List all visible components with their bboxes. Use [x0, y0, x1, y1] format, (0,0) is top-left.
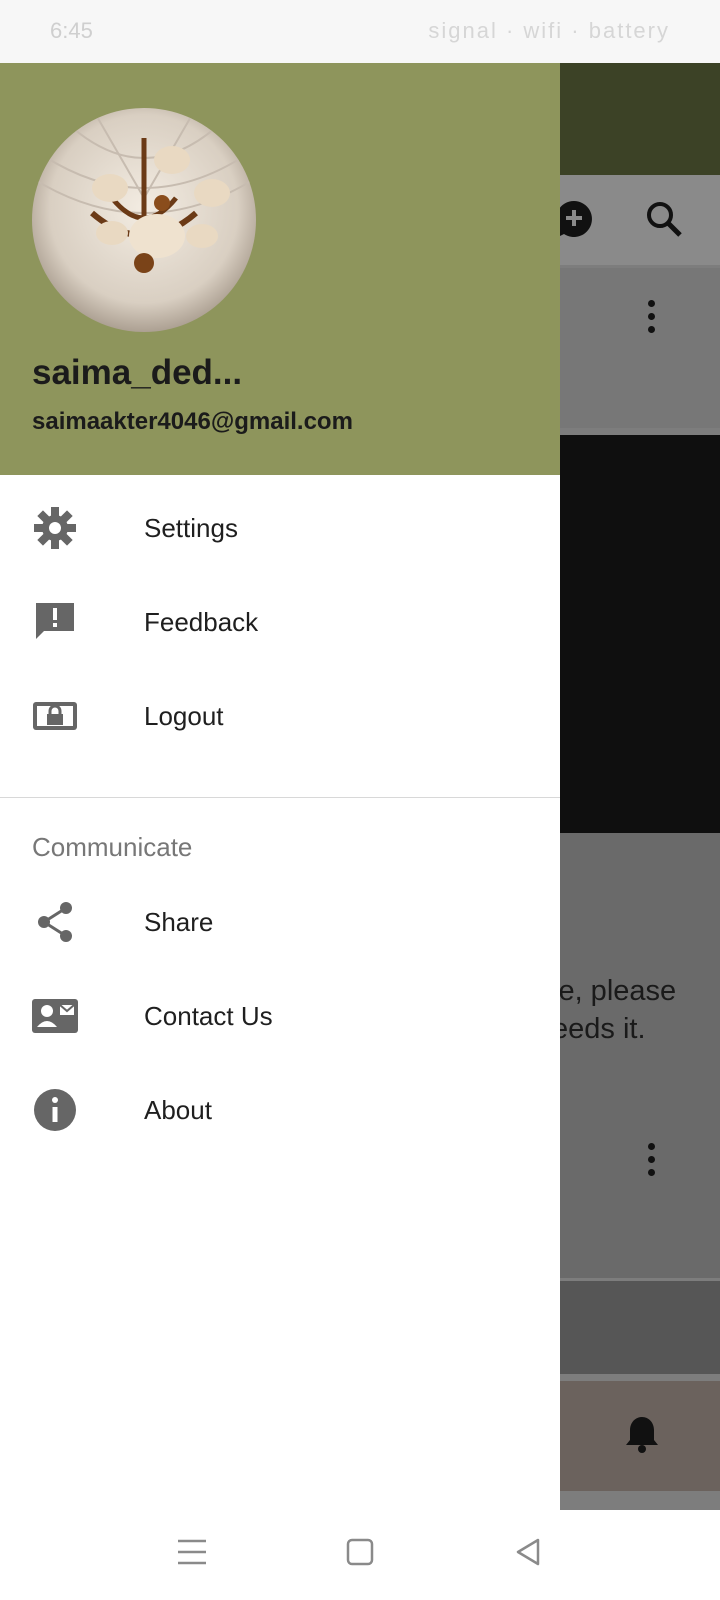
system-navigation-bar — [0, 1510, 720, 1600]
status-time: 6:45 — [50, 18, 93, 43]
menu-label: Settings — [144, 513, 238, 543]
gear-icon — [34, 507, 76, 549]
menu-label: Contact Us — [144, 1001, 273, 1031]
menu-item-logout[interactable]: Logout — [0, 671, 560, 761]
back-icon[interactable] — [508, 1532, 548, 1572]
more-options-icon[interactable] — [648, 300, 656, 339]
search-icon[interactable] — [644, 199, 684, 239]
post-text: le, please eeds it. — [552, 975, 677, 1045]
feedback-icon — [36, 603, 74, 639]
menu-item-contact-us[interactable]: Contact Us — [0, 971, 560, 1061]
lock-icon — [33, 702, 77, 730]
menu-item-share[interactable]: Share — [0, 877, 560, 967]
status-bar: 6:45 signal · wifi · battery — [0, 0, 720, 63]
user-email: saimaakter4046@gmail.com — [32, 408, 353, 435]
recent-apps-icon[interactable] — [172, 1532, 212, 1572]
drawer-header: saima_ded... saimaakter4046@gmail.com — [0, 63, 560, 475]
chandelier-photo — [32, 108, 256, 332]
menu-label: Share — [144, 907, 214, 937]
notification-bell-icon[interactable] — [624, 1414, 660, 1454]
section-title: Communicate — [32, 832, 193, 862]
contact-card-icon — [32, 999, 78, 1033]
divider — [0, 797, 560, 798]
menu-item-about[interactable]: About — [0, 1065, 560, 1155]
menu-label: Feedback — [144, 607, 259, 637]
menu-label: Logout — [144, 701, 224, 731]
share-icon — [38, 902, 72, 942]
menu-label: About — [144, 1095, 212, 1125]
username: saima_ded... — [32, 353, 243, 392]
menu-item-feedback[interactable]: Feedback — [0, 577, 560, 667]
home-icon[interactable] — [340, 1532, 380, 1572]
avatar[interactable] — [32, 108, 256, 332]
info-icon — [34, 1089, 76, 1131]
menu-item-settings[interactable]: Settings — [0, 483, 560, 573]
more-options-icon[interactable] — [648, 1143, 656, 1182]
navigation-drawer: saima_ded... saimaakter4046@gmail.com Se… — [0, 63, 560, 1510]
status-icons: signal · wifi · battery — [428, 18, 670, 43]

---

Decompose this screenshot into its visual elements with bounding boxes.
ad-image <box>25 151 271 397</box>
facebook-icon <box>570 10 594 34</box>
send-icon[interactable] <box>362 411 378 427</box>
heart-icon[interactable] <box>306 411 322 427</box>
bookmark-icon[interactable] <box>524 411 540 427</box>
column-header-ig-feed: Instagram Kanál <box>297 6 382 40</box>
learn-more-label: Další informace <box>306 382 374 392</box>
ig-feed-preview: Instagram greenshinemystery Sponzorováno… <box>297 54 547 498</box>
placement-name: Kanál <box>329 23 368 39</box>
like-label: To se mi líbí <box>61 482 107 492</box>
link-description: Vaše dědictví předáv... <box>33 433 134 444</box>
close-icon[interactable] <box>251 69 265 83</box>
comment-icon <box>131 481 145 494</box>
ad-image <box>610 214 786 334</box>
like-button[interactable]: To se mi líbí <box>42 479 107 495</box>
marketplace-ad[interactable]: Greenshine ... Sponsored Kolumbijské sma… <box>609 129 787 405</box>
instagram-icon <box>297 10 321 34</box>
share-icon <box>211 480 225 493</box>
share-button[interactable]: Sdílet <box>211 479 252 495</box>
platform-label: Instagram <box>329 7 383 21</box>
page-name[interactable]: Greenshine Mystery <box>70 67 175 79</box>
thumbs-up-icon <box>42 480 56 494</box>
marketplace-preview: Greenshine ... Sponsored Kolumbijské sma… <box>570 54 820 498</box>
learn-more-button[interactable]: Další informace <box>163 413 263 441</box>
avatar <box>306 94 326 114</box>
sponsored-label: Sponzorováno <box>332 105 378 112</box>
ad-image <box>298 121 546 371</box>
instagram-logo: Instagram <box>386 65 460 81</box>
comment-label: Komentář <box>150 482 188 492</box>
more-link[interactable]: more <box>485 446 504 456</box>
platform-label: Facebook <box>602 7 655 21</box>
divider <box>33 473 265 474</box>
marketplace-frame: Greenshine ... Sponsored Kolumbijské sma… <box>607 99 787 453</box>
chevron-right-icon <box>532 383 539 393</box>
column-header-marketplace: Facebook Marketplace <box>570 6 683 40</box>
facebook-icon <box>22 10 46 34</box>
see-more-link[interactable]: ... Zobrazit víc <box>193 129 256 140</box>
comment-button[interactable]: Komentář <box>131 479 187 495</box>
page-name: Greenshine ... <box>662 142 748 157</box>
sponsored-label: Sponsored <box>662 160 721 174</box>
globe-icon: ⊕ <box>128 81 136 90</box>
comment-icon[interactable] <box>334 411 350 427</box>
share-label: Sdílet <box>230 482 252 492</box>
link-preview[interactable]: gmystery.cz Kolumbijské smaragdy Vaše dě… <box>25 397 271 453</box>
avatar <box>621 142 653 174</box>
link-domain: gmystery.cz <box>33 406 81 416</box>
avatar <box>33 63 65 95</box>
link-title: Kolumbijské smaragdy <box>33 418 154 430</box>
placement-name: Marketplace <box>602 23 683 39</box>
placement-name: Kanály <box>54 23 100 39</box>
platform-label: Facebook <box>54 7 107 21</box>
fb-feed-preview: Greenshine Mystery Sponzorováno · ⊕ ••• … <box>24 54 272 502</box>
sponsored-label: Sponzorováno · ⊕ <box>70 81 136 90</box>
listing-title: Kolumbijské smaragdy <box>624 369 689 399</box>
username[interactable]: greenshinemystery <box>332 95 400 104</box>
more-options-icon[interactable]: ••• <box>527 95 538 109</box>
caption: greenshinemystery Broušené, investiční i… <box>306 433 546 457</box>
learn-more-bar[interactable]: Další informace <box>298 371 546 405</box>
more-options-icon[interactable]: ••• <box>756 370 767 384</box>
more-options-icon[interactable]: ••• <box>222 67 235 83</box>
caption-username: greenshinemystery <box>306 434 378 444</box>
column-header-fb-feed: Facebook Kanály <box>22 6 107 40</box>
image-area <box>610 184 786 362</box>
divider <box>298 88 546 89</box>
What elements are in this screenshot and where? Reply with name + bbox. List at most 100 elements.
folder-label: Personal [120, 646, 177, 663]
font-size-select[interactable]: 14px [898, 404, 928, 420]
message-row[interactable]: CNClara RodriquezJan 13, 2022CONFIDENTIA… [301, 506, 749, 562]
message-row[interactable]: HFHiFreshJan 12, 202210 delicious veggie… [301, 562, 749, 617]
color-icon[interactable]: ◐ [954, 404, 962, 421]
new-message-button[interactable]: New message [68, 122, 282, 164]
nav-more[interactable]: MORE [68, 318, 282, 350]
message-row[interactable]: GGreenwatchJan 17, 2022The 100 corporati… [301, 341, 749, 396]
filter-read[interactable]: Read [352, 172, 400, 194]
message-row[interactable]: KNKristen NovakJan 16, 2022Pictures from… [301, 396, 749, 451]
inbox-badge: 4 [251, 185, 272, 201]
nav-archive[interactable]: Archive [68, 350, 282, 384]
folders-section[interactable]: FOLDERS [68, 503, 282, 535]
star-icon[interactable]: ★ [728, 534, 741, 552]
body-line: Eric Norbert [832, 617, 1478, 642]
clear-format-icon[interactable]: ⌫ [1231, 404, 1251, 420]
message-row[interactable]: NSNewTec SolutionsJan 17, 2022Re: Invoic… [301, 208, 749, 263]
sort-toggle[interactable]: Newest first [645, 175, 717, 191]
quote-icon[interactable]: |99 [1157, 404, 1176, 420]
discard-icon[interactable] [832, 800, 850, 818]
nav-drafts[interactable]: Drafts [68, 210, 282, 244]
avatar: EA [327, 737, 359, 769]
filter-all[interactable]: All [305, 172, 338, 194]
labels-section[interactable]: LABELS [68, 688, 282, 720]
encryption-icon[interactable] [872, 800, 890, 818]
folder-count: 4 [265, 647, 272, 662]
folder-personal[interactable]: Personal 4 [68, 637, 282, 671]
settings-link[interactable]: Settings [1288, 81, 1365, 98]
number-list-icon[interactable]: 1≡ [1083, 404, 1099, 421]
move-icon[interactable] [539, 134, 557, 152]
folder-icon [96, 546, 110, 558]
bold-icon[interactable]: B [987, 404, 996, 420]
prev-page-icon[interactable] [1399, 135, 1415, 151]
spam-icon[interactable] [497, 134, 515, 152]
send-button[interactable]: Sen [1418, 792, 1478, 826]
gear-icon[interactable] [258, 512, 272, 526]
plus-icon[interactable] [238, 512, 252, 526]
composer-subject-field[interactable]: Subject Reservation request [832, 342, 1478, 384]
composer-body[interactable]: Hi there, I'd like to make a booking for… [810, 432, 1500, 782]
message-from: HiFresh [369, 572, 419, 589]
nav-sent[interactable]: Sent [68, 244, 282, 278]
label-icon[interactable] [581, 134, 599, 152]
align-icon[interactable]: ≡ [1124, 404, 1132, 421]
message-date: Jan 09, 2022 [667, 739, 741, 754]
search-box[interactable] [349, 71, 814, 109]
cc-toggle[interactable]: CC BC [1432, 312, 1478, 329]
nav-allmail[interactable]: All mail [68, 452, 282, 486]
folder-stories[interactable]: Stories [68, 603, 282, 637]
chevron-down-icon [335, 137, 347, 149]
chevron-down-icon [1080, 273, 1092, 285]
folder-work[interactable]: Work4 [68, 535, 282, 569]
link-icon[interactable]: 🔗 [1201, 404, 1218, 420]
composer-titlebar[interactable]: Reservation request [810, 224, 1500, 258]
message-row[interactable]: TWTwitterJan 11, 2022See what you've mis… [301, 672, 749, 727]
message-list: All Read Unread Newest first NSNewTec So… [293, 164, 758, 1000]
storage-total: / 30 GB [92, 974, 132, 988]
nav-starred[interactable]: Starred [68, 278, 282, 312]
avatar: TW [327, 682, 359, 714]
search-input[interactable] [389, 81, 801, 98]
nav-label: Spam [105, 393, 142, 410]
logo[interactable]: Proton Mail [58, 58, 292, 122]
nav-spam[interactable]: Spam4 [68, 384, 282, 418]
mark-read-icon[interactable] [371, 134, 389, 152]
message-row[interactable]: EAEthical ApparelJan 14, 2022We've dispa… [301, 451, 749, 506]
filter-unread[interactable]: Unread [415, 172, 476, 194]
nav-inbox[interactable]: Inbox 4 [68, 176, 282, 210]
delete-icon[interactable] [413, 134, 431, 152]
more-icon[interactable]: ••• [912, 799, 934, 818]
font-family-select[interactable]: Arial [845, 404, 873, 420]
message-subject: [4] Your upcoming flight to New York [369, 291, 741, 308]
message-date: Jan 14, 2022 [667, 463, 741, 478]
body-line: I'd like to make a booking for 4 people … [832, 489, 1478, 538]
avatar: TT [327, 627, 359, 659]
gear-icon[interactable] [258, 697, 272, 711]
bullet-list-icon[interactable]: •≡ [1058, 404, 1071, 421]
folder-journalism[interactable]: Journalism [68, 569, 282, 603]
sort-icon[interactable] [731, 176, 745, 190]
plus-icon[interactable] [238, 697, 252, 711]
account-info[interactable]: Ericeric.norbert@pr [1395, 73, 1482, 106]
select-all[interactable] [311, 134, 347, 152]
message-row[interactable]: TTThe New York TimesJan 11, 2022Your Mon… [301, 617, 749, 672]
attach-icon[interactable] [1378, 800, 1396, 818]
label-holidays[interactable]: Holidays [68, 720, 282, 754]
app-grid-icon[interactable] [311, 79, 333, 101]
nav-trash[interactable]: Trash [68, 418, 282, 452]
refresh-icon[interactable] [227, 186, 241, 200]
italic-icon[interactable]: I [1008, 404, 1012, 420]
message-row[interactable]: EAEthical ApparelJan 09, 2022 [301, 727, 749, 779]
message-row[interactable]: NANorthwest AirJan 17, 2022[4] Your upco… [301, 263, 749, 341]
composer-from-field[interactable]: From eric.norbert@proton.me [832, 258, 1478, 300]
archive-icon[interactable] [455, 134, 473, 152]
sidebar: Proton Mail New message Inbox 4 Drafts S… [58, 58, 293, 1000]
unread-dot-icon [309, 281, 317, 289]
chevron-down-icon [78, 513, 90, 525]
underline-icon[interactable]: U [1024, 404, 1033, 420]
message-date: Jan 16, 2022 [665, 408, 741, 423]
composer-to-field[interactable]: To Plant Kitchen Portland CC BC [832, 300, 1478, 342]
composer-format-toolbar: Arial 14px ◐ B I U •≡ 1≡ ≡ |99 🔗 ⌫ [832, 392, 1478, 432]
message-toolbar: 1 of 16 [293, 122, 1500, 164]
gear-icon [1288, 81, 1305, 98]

...

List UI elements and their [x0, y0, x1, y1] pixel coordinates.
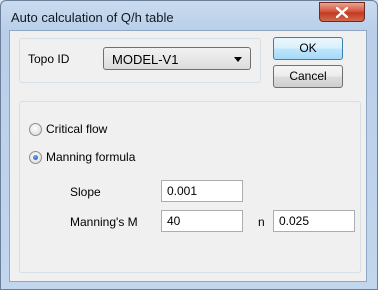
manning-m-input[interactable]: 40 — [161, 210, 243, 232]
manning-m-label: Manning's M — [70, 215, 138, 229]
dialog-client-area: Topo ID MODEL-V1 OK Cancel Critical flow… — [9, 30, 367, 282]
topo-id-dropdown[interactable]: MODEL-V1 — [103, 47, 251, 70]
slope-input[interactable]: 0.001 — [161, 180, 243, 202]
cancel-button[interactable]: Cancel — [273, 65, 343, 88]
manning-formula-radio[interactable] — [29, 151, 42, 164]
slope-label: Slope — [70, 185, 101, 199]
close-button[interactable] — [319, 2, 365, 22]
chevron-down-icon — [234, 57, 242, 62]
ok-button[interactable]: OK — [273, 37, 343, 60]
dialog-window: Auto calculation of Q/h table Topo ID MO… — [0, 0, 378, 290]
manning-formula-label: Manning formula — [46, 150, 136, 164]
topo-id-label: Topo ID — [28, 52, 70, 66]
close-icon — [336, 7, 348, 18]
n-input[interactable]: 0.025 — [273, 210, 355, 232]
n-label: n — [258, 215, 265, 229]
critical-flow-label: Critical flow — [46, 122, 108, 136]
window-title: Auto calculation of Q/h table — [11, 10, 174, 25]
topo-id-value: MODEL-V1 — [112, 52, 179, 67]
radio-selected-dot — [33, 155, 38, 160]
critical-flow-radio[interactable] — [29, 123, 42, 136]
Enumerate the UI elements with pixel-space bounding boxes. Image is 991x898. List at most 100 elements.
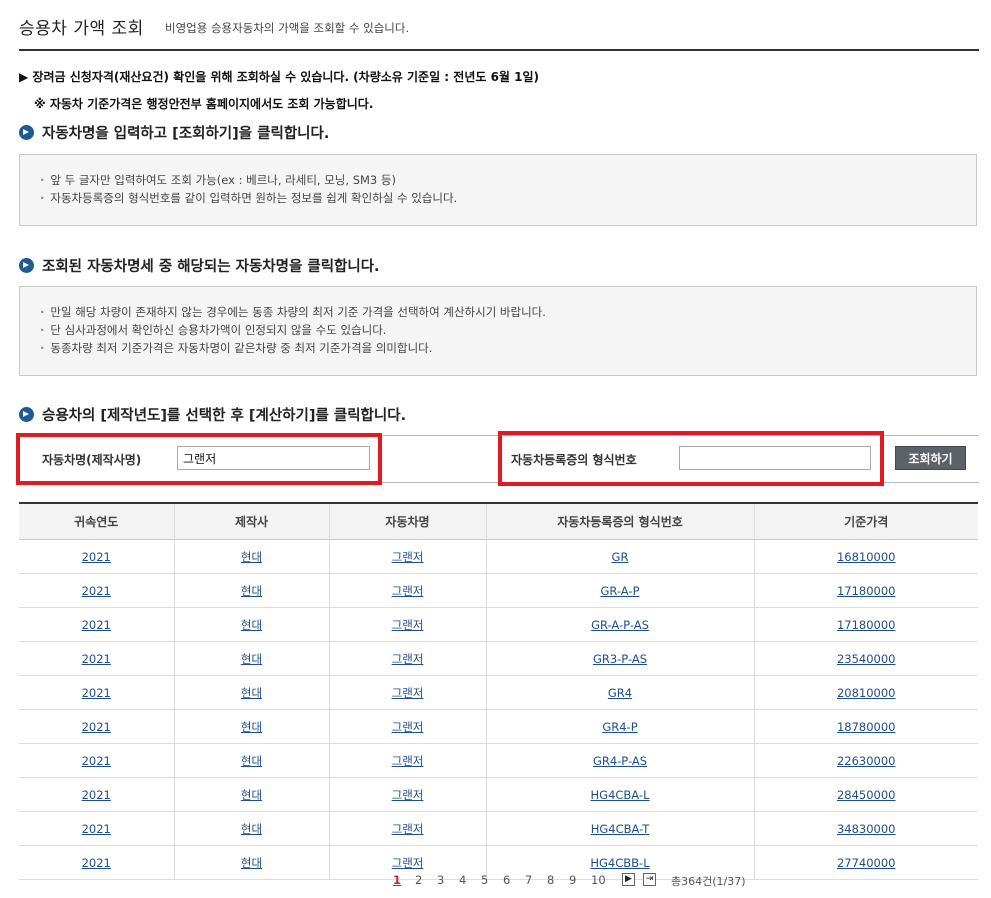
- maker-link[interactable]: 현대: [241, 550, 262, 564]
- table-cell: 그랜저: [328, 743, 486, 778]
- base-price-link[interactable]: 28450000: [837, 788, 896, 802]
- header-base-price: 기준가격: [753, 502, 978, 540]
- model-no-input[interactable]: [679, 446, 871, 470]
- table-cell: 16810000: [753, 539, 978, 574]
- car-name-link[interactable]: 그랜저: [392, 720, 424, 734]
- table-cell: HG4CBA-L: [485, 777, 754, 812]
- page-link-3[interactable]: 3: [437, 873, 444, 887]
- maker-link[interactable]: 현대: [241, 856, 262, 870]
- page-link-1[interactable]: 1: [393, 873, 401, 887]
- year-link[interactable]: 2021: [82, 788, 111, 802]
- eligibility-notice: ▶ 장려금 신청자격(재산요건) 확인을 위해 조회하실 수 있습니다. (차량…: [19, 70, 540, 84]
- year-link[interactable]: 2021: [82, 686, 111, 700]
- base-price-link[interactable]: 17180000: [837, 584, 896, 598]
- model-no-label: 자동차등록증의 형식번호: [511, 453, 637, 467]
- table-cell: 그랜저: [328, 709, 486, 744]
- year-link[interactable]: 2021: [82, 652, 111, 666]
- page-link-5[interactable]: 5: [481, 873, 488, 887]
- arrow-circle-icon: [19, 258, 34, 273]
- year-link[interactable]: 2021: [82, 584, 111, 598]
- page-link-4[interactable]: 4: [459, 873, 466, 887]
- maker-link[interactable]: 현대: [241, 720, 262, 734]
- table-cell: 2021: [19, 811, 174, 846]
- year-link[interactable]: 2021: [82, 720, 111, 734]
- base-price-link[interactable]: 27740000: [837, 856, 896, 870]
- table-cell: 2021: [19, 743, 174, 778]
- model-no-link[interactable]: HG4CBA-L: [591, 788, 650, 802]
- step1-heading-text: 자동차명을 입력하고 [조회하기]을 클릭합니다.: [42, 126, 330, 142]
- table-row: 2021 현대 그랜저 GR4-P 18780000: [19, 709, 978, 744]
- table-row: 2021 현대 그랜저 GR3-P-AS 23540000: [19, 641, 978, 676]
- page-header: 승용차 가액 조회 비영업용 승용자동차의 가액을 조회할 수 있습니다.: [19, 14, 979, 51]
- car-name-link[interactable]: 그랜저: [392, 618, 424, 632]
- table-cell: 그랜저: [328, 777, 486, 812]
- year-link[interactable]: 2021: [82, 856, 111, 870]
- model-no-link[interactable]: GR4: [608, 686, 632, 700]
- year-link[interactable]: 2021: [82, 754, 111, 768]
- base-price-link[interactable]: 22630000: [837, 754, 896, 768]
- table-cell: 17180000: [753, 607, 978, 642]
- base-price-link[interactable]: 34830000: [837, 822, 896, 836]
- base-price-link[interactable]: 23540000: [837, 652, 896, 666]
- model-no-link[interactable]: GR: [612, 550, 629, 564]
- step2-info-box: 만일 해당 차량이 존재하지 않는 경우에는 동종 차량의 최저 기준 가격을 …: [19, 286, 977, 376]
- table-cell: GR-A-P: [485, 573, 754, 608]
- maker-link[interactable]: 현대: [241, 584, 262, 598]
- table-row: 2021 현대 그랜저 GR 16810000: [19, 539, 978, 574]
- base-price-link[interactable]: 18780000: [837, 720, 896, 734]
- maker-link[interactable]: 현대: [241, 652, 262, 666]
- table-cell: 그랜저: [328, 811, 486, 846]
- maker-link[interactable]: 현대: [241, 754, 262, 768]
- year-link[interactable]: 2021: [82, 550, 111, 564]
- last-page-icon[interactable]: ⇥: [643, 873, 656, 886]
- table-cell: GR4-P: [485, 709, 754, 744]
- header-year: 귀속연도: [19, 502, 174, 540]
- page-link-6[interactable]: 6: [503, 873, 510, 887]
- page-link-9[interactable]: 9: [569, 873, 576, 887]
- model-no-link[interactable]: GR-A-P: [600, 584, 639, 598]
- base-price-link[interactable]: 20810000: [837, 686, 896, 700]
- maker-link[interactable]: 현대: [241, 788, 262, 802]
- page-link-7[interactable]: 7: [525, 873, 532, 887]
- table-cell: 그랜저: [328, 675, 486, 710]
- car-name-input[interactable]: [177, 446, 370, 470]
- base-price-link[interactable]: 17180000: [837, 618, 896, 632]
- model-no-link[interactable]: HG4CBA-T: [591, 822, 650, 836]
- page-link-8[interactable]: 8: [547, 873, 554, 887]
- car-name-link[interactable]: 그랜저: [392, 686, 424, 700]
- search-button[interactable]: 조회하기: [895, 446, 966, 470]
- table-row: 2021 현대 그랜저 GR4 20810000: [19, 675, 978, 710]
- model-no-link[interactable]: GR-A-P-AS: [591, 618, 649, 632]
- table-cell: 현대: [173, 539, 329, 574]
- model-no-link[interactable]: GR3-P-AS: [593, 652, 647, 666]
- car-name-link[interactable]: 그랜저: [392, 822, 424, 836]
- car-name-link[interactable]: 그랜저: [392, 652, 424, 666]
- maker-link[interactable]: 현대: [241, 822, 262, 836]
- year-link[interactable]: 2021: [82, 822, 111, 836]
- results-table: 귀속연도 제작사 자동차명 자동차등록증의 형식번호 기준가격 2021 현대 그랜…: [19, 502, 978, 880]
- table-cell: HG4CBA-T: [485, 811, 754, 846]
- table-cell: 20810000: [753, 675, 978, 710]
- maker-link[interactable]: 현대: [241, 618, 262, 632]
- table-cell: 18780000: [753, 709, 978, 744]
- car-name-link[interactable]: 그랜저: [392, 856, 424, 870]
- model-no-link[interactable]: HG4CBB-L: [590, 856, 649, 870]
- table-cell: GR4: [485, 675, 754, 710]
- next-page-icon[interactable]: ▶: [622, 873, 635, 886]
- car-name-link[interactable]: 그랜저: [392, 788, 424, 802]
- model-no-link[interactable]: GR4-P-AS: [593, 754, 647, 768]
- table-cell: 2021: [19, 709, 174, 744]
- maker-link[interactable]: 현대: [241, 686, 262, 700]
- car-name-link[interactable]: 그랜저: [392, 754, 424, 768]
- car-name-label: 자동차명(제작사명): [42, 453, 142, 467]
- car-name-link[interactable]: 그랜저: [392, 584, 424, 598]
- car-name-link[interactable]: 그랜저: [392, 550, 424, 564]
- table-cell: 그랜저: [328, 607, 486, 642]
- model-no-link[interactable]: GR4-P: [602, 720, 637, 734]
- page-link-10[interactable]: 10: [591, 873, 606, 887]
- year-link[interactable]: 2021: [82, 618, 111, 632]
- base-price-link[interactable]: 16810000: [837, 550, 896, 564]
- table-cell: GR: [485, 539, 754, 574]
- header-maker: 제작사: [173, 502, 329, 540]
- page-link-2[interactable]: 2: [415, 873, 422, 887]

• **WHAT TO WORK ON**
Copy the lines of the records word for word, starting at the line that contains "Decompose this screenshot" and ending at the line that contains "heart-icon[interactable] <box>306 411".

• **EXPECTED OUTPUT**
Decompose this screenshot into its visual elements with bounding boxes.
ad-image <box>25 151 271 397</box>
facebook-icon <box>570 10 594 34</box>
send-icon[interactable] <box>362 411 378 427</box>
heart-icon[interactable] <box>306 411 322 427</box>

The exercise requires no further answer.